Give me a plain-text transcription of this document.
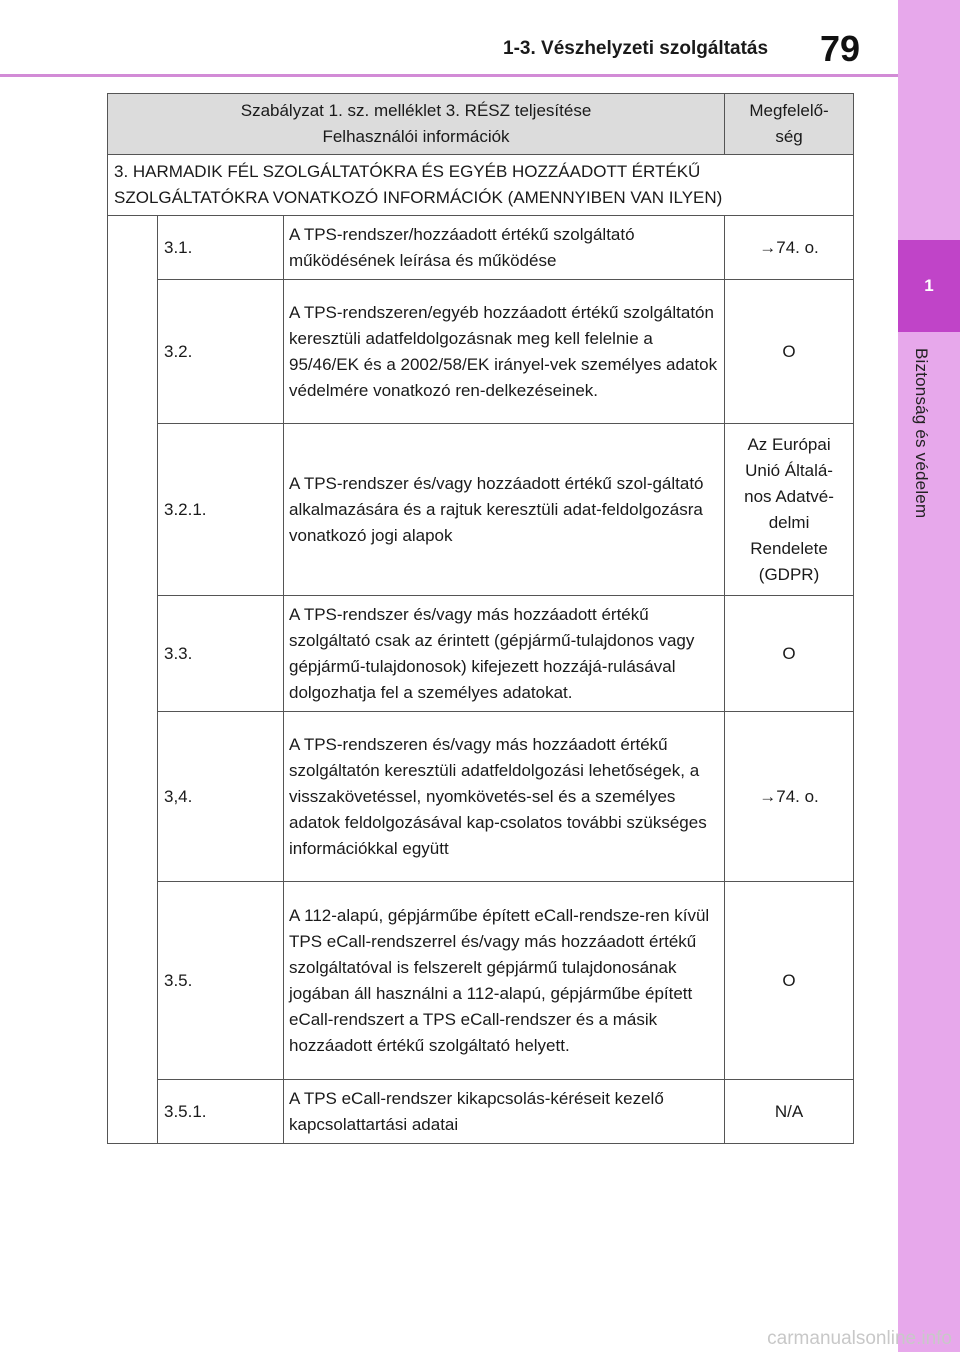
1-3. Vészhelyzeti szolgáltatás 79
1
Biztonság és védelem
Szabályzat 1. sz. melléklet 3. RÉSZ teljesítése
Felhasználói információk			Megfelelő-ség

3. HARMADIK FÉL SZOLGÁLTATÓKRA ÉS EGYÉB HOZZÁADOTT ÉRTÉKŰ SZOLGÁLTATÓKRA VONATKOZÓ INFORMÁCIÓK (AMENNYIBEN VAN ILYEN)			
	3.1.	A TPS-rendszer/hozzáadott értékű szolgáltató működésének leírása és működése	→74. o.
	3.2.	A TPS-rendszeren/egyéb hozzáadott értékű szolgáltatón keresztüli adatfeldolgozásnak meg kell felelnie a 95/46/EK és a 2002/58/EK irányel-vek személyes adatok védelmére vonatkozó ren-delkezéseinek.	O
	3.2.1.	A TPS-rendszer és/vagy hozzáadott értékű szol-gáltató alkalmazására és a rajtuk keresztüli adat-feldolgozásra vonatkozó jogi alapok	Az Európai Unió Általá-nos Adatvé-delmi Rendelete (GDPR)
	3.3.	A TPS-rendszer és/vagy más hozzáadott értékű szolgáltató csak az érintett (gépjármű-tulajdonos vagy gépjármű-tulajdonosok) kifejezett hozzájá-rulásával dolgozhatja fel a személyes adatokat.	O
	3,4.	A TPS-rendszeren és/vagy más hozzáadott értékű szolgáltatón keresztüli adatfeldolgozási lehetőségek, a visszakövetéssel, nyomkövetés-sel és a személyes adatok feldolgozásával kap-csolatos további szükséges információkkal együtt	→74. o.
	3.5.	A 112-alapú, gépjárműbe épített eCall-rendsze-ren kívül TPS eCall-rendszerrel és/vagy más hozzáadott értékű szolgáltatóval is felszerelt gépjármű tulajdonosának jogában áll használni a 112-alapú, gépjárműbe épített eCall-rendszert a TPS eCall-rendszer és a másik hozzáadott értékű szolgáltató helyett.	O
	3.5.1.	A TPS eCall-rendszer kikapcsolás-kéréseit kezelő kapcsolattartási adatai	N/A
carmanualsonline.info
++++++++++++++++++++
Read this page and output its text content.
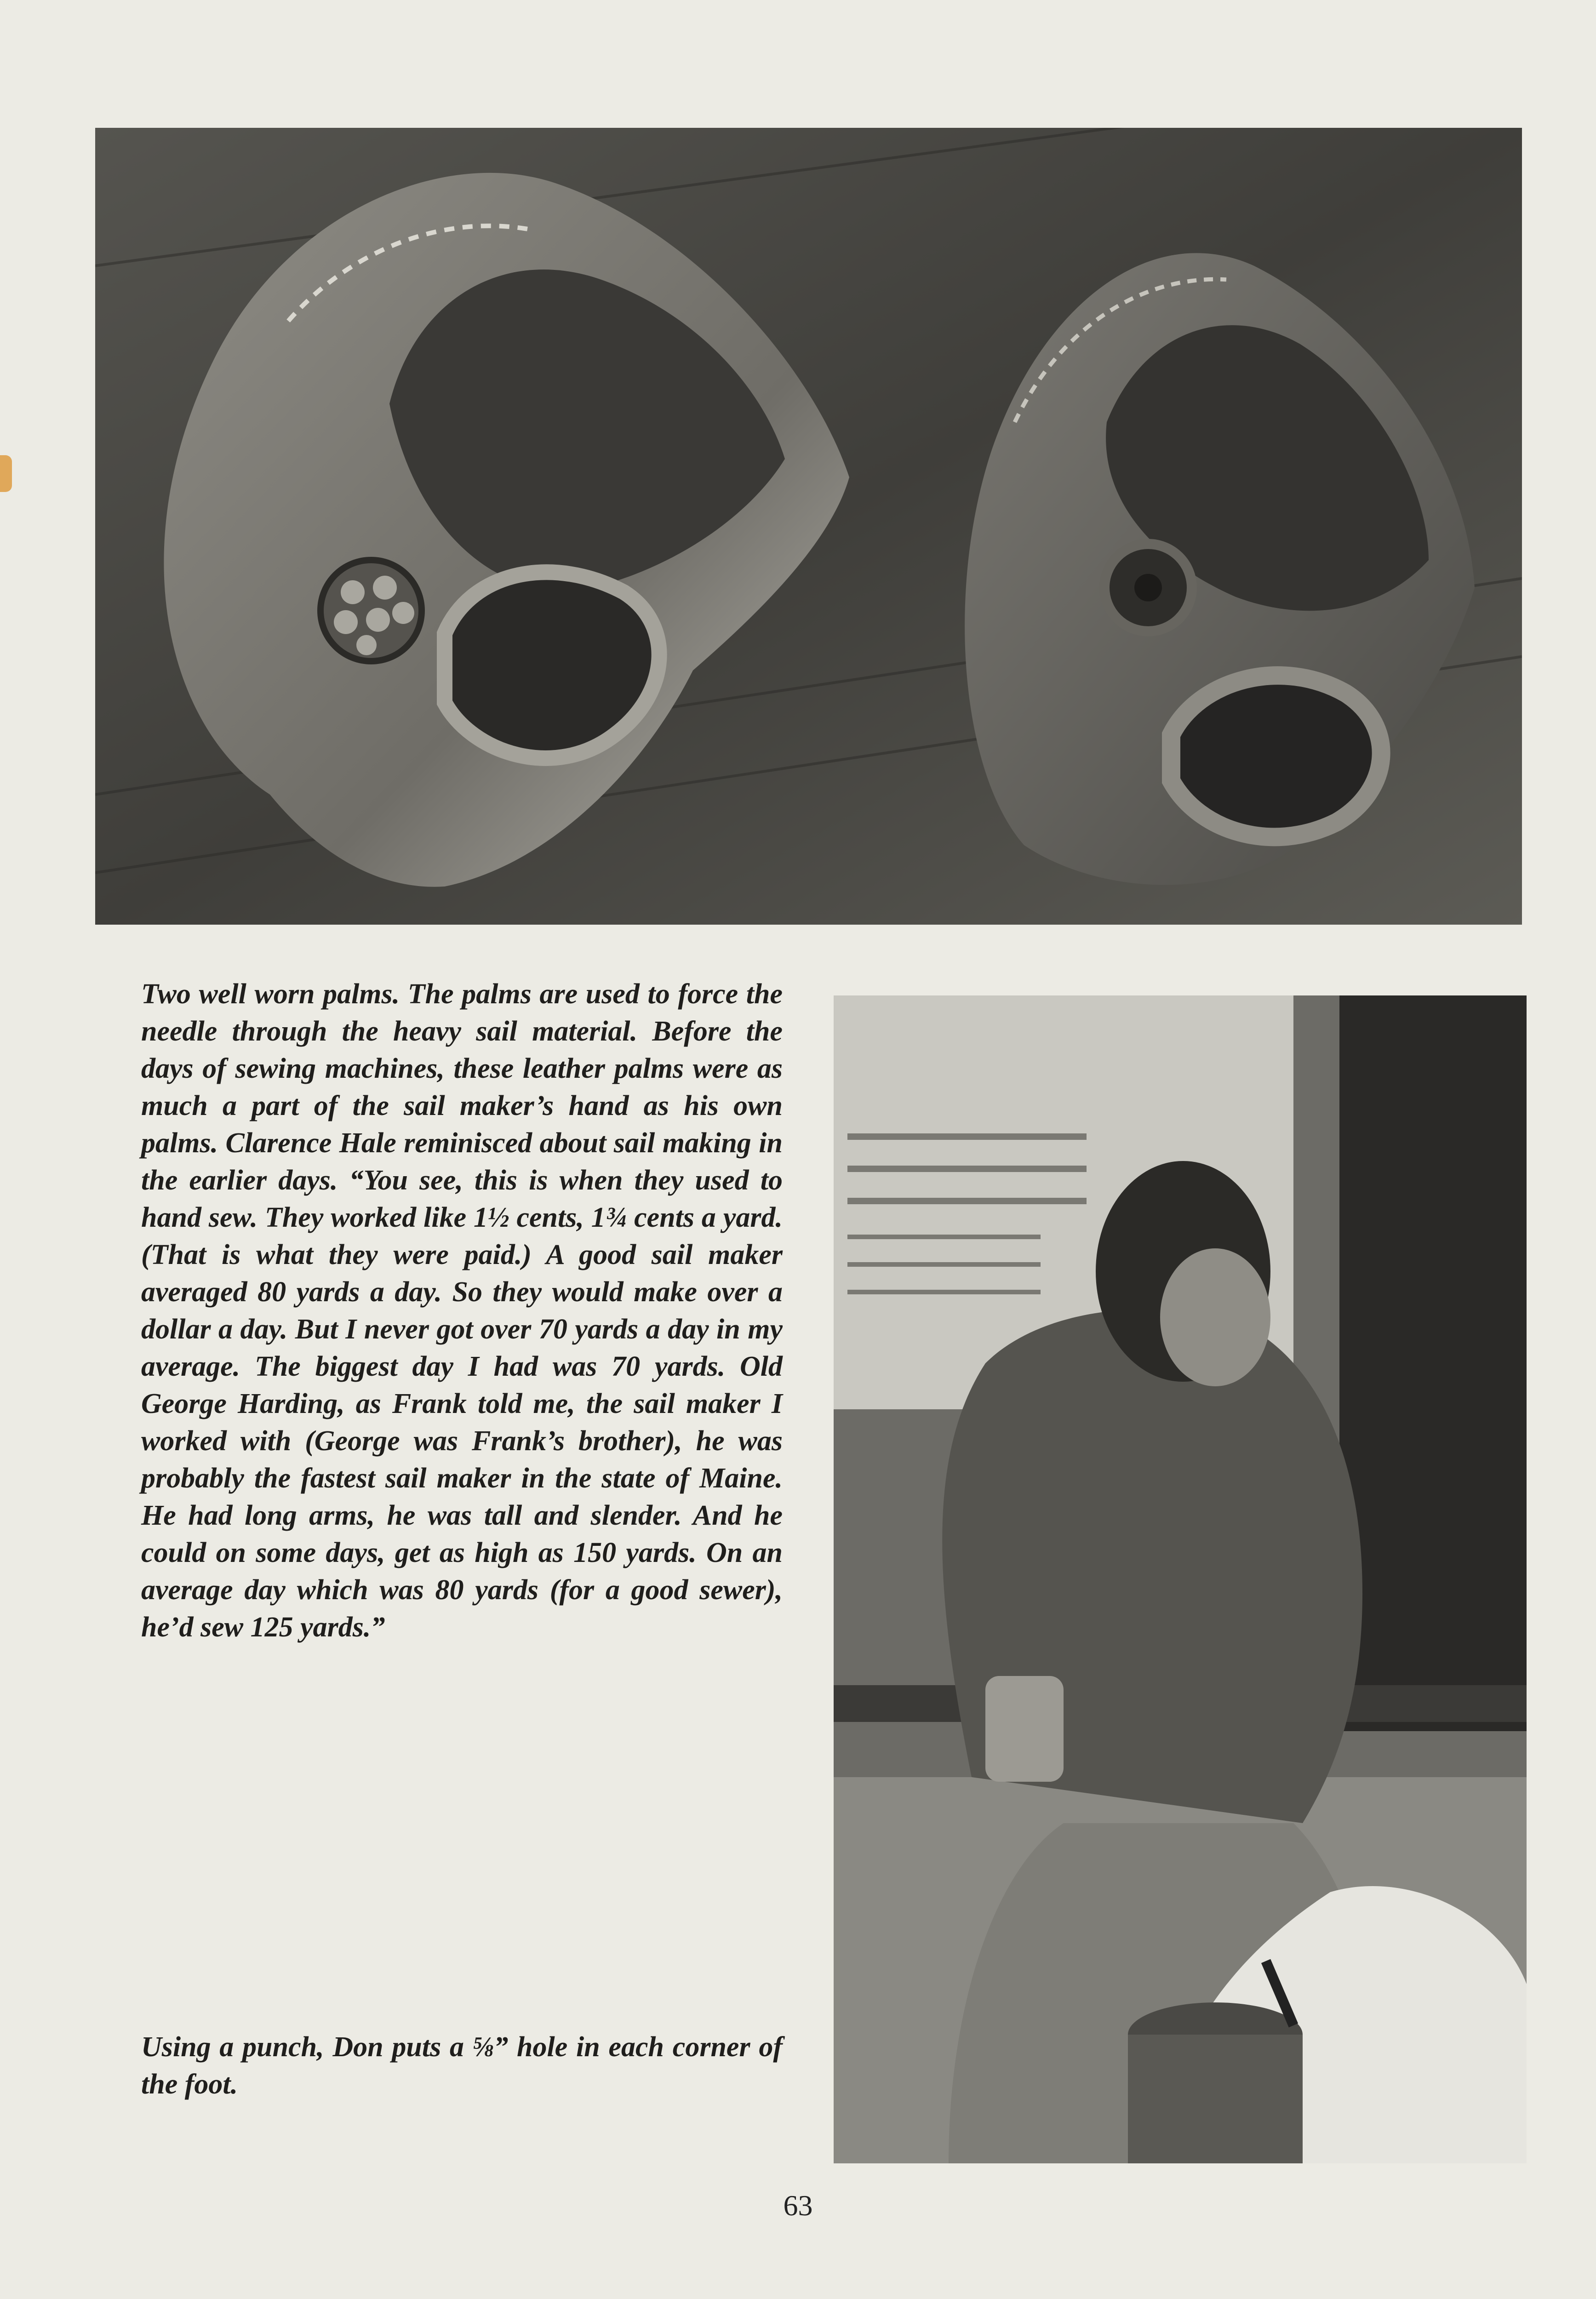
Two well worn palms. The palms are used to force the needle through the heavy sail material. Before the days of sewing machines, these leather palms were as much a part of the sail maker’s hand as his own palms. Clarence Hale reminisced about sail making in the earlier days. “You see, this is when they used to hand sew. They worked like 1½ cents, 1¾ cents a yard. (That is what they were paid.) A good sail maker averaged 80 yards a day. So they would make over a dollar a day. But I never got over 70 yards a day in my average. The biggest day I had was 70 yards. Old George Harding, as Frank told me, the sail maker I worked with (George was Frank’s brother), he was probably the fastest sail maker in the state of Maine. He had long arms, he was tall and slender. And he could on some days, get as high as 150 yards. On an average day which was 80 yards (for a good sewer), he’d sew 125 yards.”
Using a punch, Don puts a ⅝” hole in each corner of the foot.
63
++++++++++++++++++++
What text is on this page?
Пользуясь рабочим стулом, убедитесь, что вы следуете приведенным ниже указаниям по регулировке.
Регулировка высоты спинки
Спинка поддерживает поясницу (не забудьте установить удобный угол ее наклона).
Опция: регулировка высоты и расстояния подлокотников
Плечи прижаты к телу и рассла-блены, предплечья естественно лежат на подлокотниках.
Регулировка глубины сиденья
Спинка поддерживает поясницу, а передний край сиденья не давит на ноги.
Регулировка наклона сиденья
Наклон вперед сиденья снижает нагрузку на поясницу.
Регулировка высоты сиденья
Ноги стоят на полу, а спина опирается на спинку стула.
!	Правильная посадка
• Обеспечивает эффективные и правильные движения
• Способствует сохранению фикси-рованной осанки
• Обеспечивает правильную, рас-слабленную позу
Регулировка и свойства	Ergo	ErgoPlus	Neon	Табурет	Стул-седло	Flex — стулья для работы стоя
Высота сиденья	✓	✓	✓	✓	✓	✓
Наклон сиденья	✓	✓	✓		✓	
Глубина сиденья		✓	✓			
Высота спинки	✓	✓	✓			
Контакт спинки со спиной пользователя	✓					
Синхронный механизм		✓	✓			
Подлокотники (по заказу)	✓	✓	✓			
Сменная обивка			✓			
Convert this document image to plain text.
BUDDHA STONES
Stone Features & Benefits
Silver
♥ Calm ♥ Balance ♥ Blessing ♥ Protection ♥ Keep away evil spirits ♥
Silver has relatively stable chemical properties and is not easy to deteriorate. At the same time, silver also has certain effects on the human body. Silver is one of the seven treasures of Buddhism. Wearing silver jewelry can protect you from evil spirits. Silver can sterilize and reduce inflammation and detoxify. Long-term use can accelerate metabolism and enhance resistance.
++++++++++++++++++++
**Task instructions:**
Search the data for "наклона" and list every line in which it occurs.

**Task result:**
Спинка поддерживает поясницу (не забудьте установить удобный угол ее наклона).
Регулировка наклона сиденья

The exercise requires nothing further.